Give the material once more, word for word, without any images.

Recorded data:
────

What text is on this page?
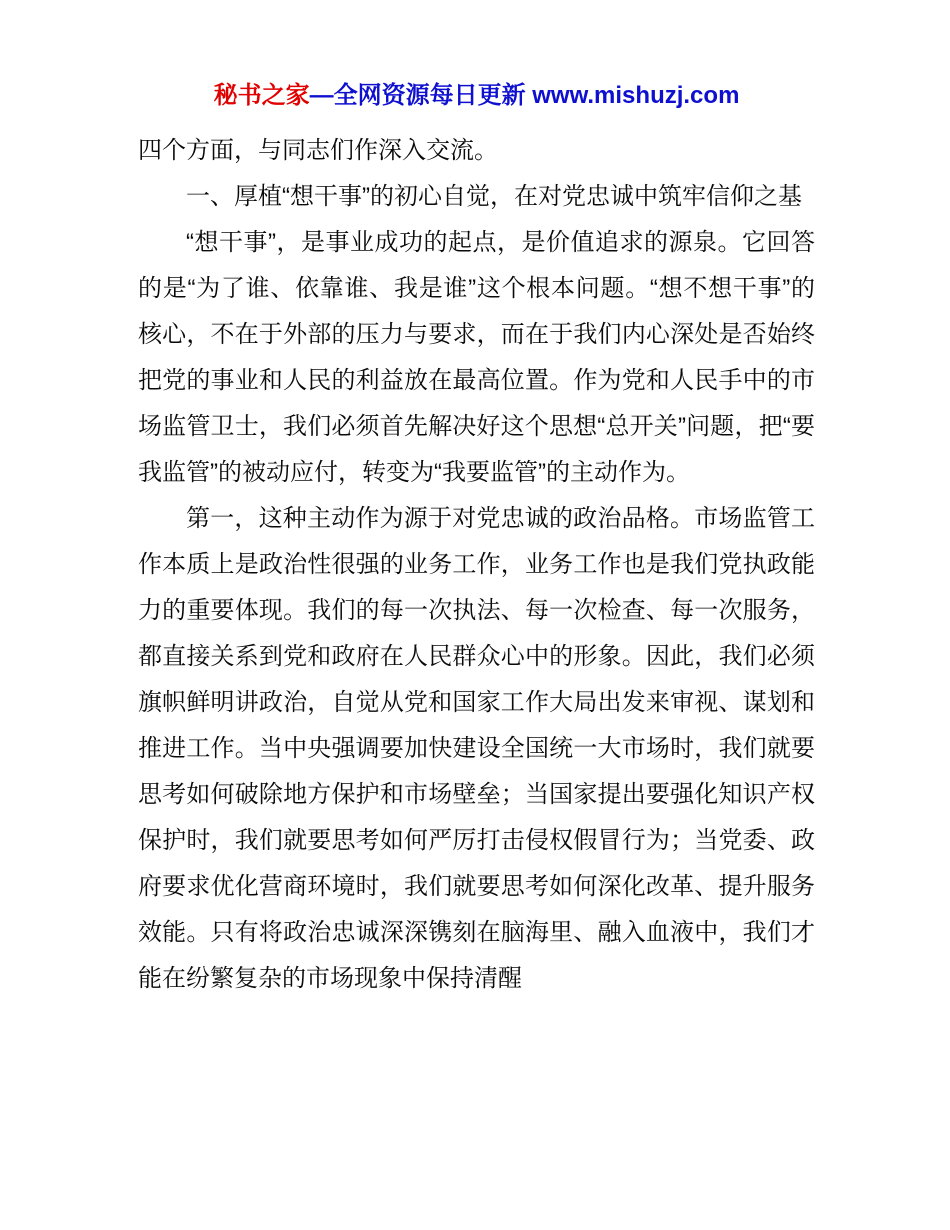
秘书之家—全网资源每日更新 www.mishuzj.com

四个方面，与同志们作深入交流。

一、厚植“想干事”的初心自觉，在对党忠诚中筑牢信仰之基

“想干事”，是事业成功的起点，是价值追求的源泉。它回答的是“为了谁、依靠谁、我是谁”这个根本问题。“想不想干事”的核心，不在于外部的压力与要求，而在于我们内心深处是否始终把党的事业和人民的利益放在最高位置。作为党和人民手中的市场监管卫士，我们必须首先解决好这个思想“总开关”问题，把“要我监管”的被动应付，转变为“我要监管”的主动作为。

第一，这种主动作为源于对党忠诚的政治品格。市场监管工作本质上是政治性很强的业务工作，业务工作也是我们党执政能力的重要体现。我们的每一次执法、每一次检查、每一次服务，都直接关系到党和政府在人民群众心中的形象。因此，我们必须旗帜鲜明讲政治，自觉从党和国家工作大局出发来审视、谋划和推进工作。当中央强调要加快建设全国统一大市场时，我们就要思考如何破除地方保护和市场壁垒；当国家提出要强化知识产权保护时，我们就要思考如何严厉打击侵权假冒行为；当党委、政府要求优化营商环境时，我们就要思考如何深化改革、提升服务效能。只有将政治忠诚深深镌刻在脑海里、融入血液中，我们才能在纷繁复杂的市场现象中保持清醒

────

> _COMPLETED TASK_:
What text is on this page?
秘书之家—全网资源每日更新 www.mishuzj.com

四个方面，与同志们作深入交流。

一、厚植“想干事”的初心自觉，在对党忠诚中筑牢信仰之基

“想干事”，是事业成功的起点，是价值追求的源泉。它回答的是“为了谁、依靠谁、我是谁”这个根本问题。“想不想干事”的核心，不在于外部的压力与要求，而在于我们内心深处是否始终把党的事业和人民的利益放在最高位置。作为党和人民手中的市场监管卫士，我们必须首先解决好这个思想“总开关”问题，把“要我监管”的被动应付，转变为“我要监管”的主动作为。

第一，这种主动作为源于对党忠诚的政治品格。市场监管工作本质上是政治性很强的业务工作，业务工作也是我们党执政能力的重要体现。我们的每一次执法、每一次检查、每一次服务，都直接关系到党和政府在人民群众心中的形象。因此，我们必须旗帜鲜明讲政治，自觉从党和国家工作大局出发来审视、谋划和推进工作。当中央强调要加快建设全国统一大市场时，我们就要思考如何破除地方保护和市场壁垒；当国家提出要强化知识产权保护时，我们就要思考如何严厉打击侵权假冒行为；当党委、政府要求优化营商环境时，我们就要思考如何深化改革、提升服务效能。只有将政治忠诚深深镌刻在脑海里、融入血液中，我们才能在纷繁复杂的市场现象中保持清醒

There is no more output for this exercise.